(Collected data entries)
——————————

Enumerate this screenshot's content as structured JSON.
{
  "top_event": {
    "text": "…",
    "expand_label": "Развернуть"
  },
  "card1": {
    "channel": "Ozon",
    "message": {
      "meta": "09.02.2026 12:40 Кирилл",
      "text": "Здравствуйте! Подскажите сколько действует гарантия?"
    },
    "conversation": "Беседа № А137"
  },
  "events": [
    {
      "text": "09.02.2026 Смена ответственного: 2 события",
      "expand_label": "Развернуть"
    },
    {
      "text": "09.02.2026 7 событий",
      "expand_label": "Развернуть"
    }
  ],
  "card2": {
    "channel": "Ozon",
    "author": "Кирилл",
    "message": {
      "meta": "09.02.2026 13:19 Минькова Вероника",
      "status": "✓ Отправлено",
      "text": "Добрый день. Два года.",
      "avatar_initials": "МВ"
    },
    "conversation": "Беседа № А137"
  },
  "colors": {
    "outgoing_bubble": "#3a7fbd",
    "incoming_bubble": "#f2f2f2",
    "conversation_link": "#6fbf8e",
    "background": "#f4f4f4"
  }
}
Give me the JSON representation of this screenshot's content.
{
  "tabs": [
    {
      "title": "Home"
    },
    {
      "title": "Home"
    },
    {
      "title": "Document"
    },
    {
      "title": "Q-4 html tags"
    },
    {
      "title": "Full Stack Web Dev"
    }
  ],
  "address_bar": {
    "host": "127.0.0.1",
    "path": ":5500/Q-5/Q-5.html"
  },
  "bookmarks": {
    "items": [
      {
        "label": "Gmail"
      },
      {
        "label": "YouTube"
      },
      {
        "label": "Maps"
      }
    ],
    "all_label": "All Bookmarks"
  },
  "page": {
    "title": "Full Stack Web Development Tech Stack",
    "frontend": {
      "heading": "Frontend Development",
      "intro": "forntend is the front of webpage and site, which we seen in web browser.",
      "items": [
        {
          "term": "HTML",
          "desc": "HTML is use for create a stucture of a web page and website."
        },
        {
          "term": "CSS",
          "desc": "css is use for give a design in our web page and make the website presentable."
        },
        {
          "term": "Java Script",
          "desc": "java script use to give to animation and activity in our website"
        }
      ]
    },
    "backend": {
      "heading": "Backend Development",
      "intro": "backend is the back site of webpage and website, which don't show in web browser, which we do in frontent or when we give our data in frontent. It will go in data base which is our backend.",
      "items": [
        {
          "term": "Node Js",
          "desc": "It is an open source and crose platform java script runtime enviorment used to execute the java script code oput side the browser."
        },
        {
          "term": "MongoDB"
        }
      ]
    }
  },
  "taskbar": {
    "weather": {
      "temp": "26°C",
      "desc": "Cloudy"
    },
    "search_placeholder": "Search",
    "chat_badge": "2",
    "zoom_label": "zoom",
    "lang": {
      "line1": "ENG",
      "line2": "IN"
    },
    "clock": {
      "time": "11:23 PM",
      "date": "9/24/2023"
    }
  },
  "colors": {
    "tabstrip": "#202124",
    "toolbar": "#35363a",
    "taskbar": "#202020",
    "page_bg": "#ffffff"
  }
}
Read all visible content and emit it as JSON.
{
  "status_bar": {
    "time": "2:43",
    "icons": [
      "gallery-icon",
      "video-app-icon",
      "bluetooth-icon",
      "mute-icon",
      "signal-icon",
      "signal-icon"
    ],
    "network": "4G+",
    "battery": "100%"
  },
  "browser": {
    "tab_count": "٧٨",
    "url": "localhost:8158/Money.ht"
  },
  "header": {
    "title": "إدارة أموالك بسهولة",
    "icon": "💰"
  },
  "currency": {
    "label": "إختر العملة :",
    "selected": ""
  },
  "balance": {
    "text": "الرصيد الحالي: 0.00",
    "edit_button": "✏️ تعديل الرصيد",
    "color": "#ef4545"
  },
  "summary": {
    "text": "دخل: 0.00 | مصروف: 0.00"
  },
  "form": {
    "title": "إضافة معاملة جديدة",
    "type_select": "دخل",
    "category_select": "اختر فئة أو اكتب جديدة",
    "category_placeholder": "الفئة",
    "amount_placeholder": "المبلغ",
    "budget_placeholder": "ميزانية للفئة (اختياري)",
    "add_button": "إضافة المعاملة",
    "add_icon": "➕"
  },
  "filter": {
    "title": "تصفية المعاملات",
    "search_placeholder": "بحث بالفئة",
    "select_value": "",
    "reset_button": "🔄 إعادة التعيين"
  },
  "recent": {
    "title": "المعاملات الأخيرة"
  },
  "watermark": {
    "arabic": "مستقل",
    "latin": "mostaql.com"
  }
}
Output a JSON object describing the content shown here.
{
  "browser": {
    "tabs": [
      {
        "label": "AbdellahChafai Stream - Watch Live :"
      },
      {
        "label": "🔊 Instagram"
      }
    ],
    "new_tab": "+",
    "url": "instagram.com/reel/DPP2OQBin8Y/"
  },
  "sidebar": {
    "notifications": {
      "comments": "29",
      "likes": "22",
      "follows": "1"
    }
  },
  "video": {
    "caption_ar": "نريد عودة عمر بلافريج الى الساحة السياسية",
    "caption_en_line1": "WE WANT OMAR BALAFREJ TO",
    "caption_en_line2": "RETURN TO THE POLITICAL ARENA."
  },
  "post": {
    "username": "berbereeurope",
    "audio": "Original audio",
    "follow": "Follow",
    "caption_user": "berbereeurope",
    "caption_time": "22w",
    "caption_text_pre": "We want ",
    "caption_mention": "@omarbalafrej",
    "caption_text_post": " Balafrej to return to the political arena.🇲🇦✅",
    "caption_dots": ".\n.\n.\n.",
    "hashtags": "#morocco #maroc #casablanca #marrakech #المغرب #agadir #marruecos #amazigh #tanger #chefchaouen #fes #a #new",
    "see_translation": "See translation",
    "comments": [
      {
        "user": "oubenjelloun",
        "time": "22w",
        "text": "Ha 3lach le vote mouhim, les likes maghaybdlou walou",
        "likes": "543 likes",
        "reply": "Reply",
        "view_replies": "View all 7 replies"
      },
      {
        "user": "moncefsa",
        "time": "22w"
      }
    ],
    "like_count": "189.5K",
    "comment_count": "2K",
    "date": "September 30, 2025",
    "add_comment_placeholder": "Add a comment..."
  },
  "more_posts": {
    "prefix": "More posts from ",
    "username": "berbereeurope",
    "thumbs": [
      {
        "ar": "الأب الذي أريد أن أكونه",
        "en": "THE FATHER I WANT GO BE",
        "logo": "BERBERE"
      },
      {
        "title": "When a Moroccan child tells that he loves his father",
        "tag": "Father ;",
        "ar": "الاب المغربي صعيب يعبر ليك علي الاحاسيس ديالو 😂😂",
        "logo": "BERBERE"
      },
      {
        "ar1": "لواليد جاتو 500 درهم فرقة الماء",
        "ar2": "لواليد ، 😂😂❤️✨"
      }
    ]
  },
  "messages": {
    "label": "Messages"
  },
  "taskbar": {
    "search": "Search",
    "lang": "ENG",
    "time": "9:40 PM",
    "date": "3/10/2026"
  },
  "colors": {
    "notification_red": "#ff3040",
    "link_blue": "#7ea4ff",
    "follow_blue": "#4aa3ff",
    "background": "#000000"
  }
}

——————————

### Written exercise
Reproduce all data above, unchanged.

### Expected answer
Enumerate this screenshot's content as structured JSON.
{
  "top_event": {
    "text": "…",
    "expand_label": "Развернуть"
  },
  "card1": {
    "channel": "Ozon",
    "message": {
      "meta": "09.02.2026 12:40 Кирилл",
      "text": "Здравствуйте! Подскажите сколько действует гарантия?"
    },
    "conversation": "Беседа № А137"
  },
  "events": [
    {
      "text": "09.02.2026 Смена ответственного: 2 события",
      "expand_label": "Развернуть"
    },
    {
      "text": "09.02.2026 7 событий",
      "expand_label": "Развернуть"
    }
  ],
  "card2": {
    "channel": "Ozon",
    "author": "Кирилл",
    "message": {
      "meta": "09.02.2026 13:19 Минькова Вероника",
      "status": "✓ Отправлено",
      "text": "Добрый день. Два года.",
      "avatar_initials": "МВ"
    },
    "conversation": "Беседа № А137"
  },
  "colors": {
    "outgoing_bubble": "#3a7fbd",
    "incoming_bubble": "#f2f2f2",
    "conversation_link": "#6fbf8e",
    "background": "#f4f4f4"
  }
}
Give me the JSON representation of this screenshot's content.
{
  "tabs": [
    {
      "title": "Home"
    },
    {
      "title": "Home"
    },
    {
      "title": "Document"
    },
    {
      "title": "Q-4 html tags"
    },
    {
      "title": "Full Stack Web Dev"
    }
  ],
  "address_bar": {
    "host": "127.0.0.1",
    "path": ":5500/Q-5/Q-5.html"
  },
  "bookmarks": {
    "items": [
      {
        "label": "Gmail"
      },
      {
        "label": "YouTube"
      },
      {
        "label": "Maps"
      }
    ],
    "all_label": "All Bookmarks"
  },
  "page": {
    "title": "Full Stack Web Development Tech Stack",
    "frontend": {
      "heading": "Frontend Development",
      "intro": "forntend is the front of webpage and site, which we seen in web browser.",
      "items": [
        {
          "term": "HTML",
          "desc": "HTML is use for create a stucture of a web page and website."
        },
        {
          "term": "CSS",
          "desc": "css is use for give a design in our web page and make the website presentable."
        },
        {
          "term": "Java Script",
          "desc": "java script use to give to animation and activity in our website"
        }
      ]
    },
    "backend": {
      "heading": "Backend Development",
      "intro": "backend is the back site of webpage and website, which don't show in web browser, which we do in frontent or when we give our data in frontent. It will go in data base which is our backend.",
      "items": [
        {
          "term": "Node Js",
          "desc": "It is an open source and crose platform java script runtime enviorment used to execute the java script code oput side the browser."
        },
        {
          "term": "MongoDB"
        }
      ]
    }
  },
  "taskbar": {
    "weather": {
      "temp": "26°C",
      "desc": "Cloudy"
    },
    "search_placeholder": "Search",
    "chat_badge": "2",
    "zoom_label": "zoom",
    "lang": {
      "line1": "ENG",
      "line2": "IN"
    },
    "clock": {
      "time": "11:23 PM",
      "date": "9/24/2023"
    }
  },
  "colors": {
    "tabstrip": "#202124",
    "toolbar": "#35363a",
    "taskbar": "#202020",
    "page_bg": "#ffffff"
  }
}
Read all visible content and emit it as JSON.
{
  "status_bar": {
    "time": "2:43",
    "icons": [
      "gallery-icon",
      "video-app-icon",
      "bluetooth-icon",
      "mute-icon",
      "signal-icon",
      "signal-icon"
    ],
    "network": "4G+",
    "battery": "100%"
  },
  "browser": {
    "tab_count": "٧٨",
    "url": "localhost:8158/Money.ht"
  },
  "header": {
    "title": "إدارة أموالك بسهولة",
    "icon": "💰"
  },
  "currency": {
    "label": "إختر العملة :",
    "selected": ""
  },
  "balance": {
    "text": "الرصيد الحالي: 0.00",
    "edit_button": "✏️ تعديل الرصيد",
    "color": "#ef4545"
  },
  "summary": {
    "text": "دخل: 0.00 | مصروف: 0.00"
  },
  "form": {
    "title": "إضافة معاملة جديدة",
    "type_select": "دخل",
    "category_select": "اختر فئة أو اكتب جديدة",
    "category_placeholder": "الفئة",
    "amount_placeholder": "المبلغ",
    "budget_placeholder": "ميزانية للفئة (اختياري)",
    "add_button": "إضافة المعاملة",
    "add_icon": "➕"
  },
  "filter": {
    "title": "تصفية المعاملات",
    "search_placeholder": "بحث بالفئة",
    "select_value": "",
    "reset_button": "🔄 إعادة التعيين"
  },
  "recent": {
    "title": "المعاملات الأخيرة"
  },
  "watermark": {
    "arabic": "مستقل",
    "latin": "mostaql.com"
  }
}
Output a JSON object describing the content shown here.
{
  "browser": {
    "tabs": [
      {
        "label": "AbdellahChafai Stream - Watch Live :"
      },
      {
        "label": "🔊 Instagram"
      }
    ],
    "new_tab": "+",
    "url": "instagram.com/reel/DPP2OQBin8Y/"
  },
  "sidebar": {
    "notifications": {
      "comments": "29",
      "likes": "22",
      "follows": "1"
    }
  },
  "video": {
    "caption_ar": "نريد عودة عمر بلافريج الى الساحة السياسية",
    "caption_en_line1": "WE WANT OMAR BALAFREJ TO",
    "caption_en_line2": "RETURN TO THE POLITICAL ARENA."
  },
  "post": {
    "username": "berbereeurope",
    "audio": "Original audio",
    "follow": "Follow",
    "caption_user": "berbereeurope",
    "caption_time": "22w",
    "caption_text_pre": "We want ",
    "caption_mention": "@omarbalafrej",
    "caption_text_post": " Balafrej to return to the political arena.🇲🇦✅",
    "caption_dots": ".\n.\n.\n.",
    "hashtags": "#morocco #maroc #casablanca #marrakech #المغرب #agadir #marruecos #amazigh #tanger #chefchaouen #fes #a #new",
    "see_translation": "See translation",
    "comments": [
      {
        "user": "oubenjelloun",
        "time": "22w",
        "text": "Ha 3lach le vote mouhim, les likes maghaybdlou walou",
        "likes": "543 likes",
        "reply": "Reply",
        "view_replies": "View all 7 replies"
      },
      {
        "user": "moncefsa",
        "time": "22w"
      }
    ],
    "like_count": "189.5K",
    "comment_count": "2K",
    "date": "September 30, 2025",
    "add_comment_placeholder": "Add a comment..."
  },
  "more_posts": {
    "prefix": "More posts from ",
    "username": "berbereeurope",
    "thumbs": [
      {
        "ar": "الأب الذي أريد أن أكونه",
        "en": "THE FATHER I WANT GO BE",
        "logo": "BERBERE"
      },
      {
        "title": "When a Moroccan child tells that he loves his father",
        "tag": "Father ;",
        "ar": "الاب المغربي صعيب يعبر ليك علي الاحاسيس ديالو 😂😂",
        "logo": "BERBERE"
      },
      {
        "ar1": "لواليد جاتو 500 درهم فرقة الماء",
        "ar2": "لواليد ، 😂😂❤️✨"
      }
    ]
  },
  "messages": {
    "label": "Messages"
  },
  "taskbar": {
    "search": "Search",
    "lang": "ENG",
    "time": "9:40 PM",
    "date": "3/10/2026"
  },
  "colors": {
    "notification_red": "#ff3040",
    "link_blue": "#7ea4ff",
    "follow_blue": "#4aa3ff",
    "background": "#000000"
  }
}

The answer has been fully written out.